**SET PROBLEM**:
Without the pictures, repeat the listing character for character.

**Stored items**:
----

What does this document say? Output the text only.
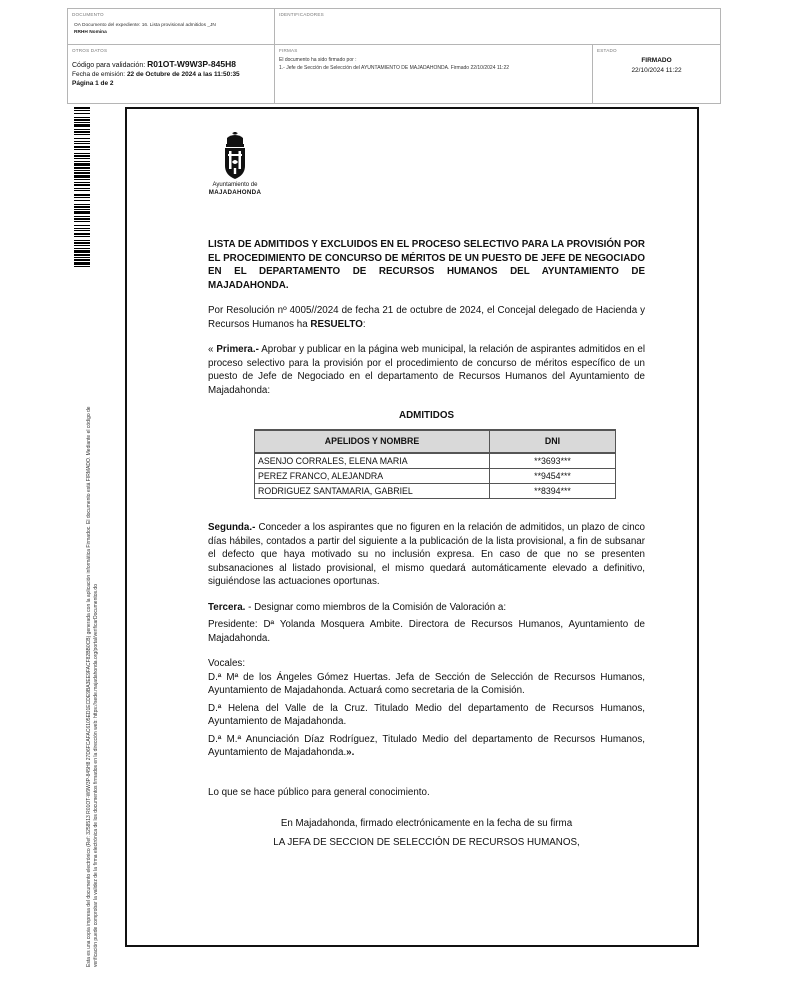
DOCUMENTO
OA Documento del expediente: 16. Lista provisional admitidos _JN
RRHH Nomina
IDENTIFICADORES
OTROS DATOS
Código para validación: R01OT-W9W3P-845H8
Fecha de emisión: 22 de Octubre de 2024 a las 11:50:35
Página 1 de 2
FIRMAS
El documento ha sido firmado por :
1.- Jefe de Sección de Selección del AYUNTAMIENTO DE MAJADAHONDA. Firmado 22/10/2024 11:22
ESTADO
FIRMADO
22/10/2024 11:22
Esta es una copia impresa del documento electrónico (Ref: 3258513 R01OT-W9W3P-845H8 27D6FCAFAC6105ED1ECDE9BA3EE9FACF82BB0CB) generada con la aplicación informática Firmadoc. El documento está FIRMADO. Mediante el código de verificación puede comprobar la validez de la firma electrónica de los documentos firmados en la dirección web: https://sede.majadahonda.org/portal/verificarDocumentos.do
Ayuntamiento de
MAJADAHONDA
LISTA DE ADMITIDOS Y EXCLUIDOS EN EL PROCESO SELECTIVO PARA LA PROVISIÓN POR EL PROCEDIMIENTO DE CONCURSO DE MÉRITOS DE UN PUESTO DE JEFE DE NEGOCIADO EN EL DEPARTAMENTO DE RECURSOS HUMANOS DEL AYUNTAMIENTO DE MAJADAHONDA.
Por Resolución nº 4005//2024 de fecha 21 de octubre de 2024, el Concejal delegado de Hacienda y Recursos Humanos ha RESUELTO:
« Primera.- Aprobar y publicar en la página web municipal, la relación de aspirantes admitidos en el proceso selectivo para la provisión por el procedimiento de concurso de méritos específico de un puesto de Jefe de Negociado en el departamento de Recursos Humanos del Ayuntamiento de Majadahonda:
ADMITIDOS
APELIDOS Y NOMBRE	DNI
ASENJO CORRALES, ELENA MARIA	**3693***
PEREZ FRANCO, ALEJANDRA	**9454***
RODRIGUEZ SANTAMARIA, GABRIEL	**8394***
Segunda.- Conceder a los aspirantes que no figuren en la relación de admitidos, un plazo de cinco días hábiles, contados a partir del siguiente a la publicación de la lista provisional, a fin de subsanar el defecto que haya motivado su no inclusión expresa. En caso de que no se presenten subsanaciones al listado provisional, el mismo quedará automáticamente elevado a definitivo, siguiéndose las actuaciones oportunas.
Tercera. - Designar como miembros de la Comisión de Valoración a:
Presidente: Dª Yolanda Mosquera Ambite. Directora de Recursos Humanos, Ayuntamiento de Majadahonda.
Vocales:
D.ª Mª de los Ángeles Gómez Huertas. Jefa de Sección de Selección de Recursos Humanos, Ayuntamiento de Majadahonda. Actuará como secretaria de la Comisión.
D.ª Helena del Valle de la Cruz. Titulado Medio del departamento de Recursos Humanos, Ayuntamiento de Majadahonda.
D.ª M.ª Anunciación Díaz Rodríguez, Titulado Medio del departamento de Recursos Humanos, Ayuntamiento de Majadahonda.».
Lo que se hace público para general conocimiento.
En Majadahonda, firmado electrónicamente en la fecha de su firma
LA JEFA DE SECCION DE SELECCIÓN DE RECURSOS HUMANOS,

----

**OUTPUT OF THE TASK**:
What does this document say? Output the text only.
DOCUMENTO
OA Documento del expediente: 16. Lista provisional admitidos _JN
RRHH Nomina
IDENTIFICADORES
OTROS DATOS
Código para validación: R01OT-W9W3P-845H8
Fecha de emisión: 22 de Octubre de 2024 a las 11:50:35
Página 1 de 2
FIRMAS
El documento ha sido firmado por :
1.- Jefe de Sección de Selección del AYUNTAMIENTO DE MAJADAHONDA. Firmado 22/10/2024 11:22
ESTADO
FIRMADO
22/10/2024 11:22
Esta es una copia impresa del documento electrónico (Ref: 3258513 R01OT-W9W3P-845H8 27D6FCAFAC6105ED1ECDE9BA3EE9FACF82BB0CB) generada con la aplicación informática Firmadoc. El documento está FIRMADO. Mediante el código de verificación puede comprobar la validez de la firma electrónica de los documentos firmados en la dirección web: https://sede.majadahonda.org/portal/verificarDocumentos.do
Ayuntamiento de
MAJADAHONDA
LISTA DE ADMITIDOS Y EXCLUIDOS EN EL PROCESO SELECTIVO PARA LA PROVISIÓN POR EL PROCEDIMIENTO DE CONCURSO DE MÉRITOS DE UN PUESTO DE JEFE DE NEGOCIADO EN EL DEPARTAMENTO DE RECURSOS HUMANOS DEL AYUNTAMIENTO DE MAJADAHONDA.
Por Resolución nº 4005//2024 de fecha 21 de octubre de 2024, el Concejal delegado de Hacienda y Recursos Humanos ha RESUELTO:
« Primera.- Aprobar y publicar en la página web municipal, la relación de aspirantes admitidos en el proceso selectivo para la provisión por el procedimiento de concurso de méritos específico de un puesto de Jefe de Negociado en el departamento de Recursos Humanos del Ayuntamiento de Majadahonda:
ADMITIDOS
APELIDOS Y NOMBRE	DNI
ASENJO CORRALES, ELENA MARIA	**3693***
PEREZ FRANCO, ALEJANDRA	**9454***
RODRIGUEZ SANTAMARIA, GABRIEL	**8394***
Segunda.- Conceder a los aspirantes que no figuren en la relación de admitidos, un plazo de cinco días hábiles, contados a partir del siguiente a la publicación de la lista provisional, a fin de subsanar el defecto que haya motivado su no inclusión expresa. En caso de que no se presenten subsanaciones al listado provisional, el mismo quedará automáticamente elevado a definitivo, siguiéndose las actuaciones oportunas.
Tercera. - Designar como miembros de la Comisión de Valoración a:
Presidente: Dª Yolanda Mosquera Ambite. Directora de Recursos Humanos, Ayuntamiento de Majadahonda.
Vocales:
D.ª Mª de los Ángeles Gómez Huertas. Jefa de Sección de Selección de Recursos Humanos, Ayuntamiento de Majadahonda. Actuará como secretaria de la Comisión.
D.ª Helena del Valle de la Cruz. Titulado Medio del departamento de Recursos Humanos, Ayuntamiento de Majadahonda.
D.ª M.ª Anunciación Díaz Rodríguez, Titulado Medio del departamento de Recursos Humanos, Ayuntamiento de Majadahonda.».
Lo que se hace público para general conocimiento.
En Majadahonda, firmado electrónicamente en la fecha de su firma
LA JEFA DE SECCION DE SELECCIÓN DE RECURSOS HUMANOS,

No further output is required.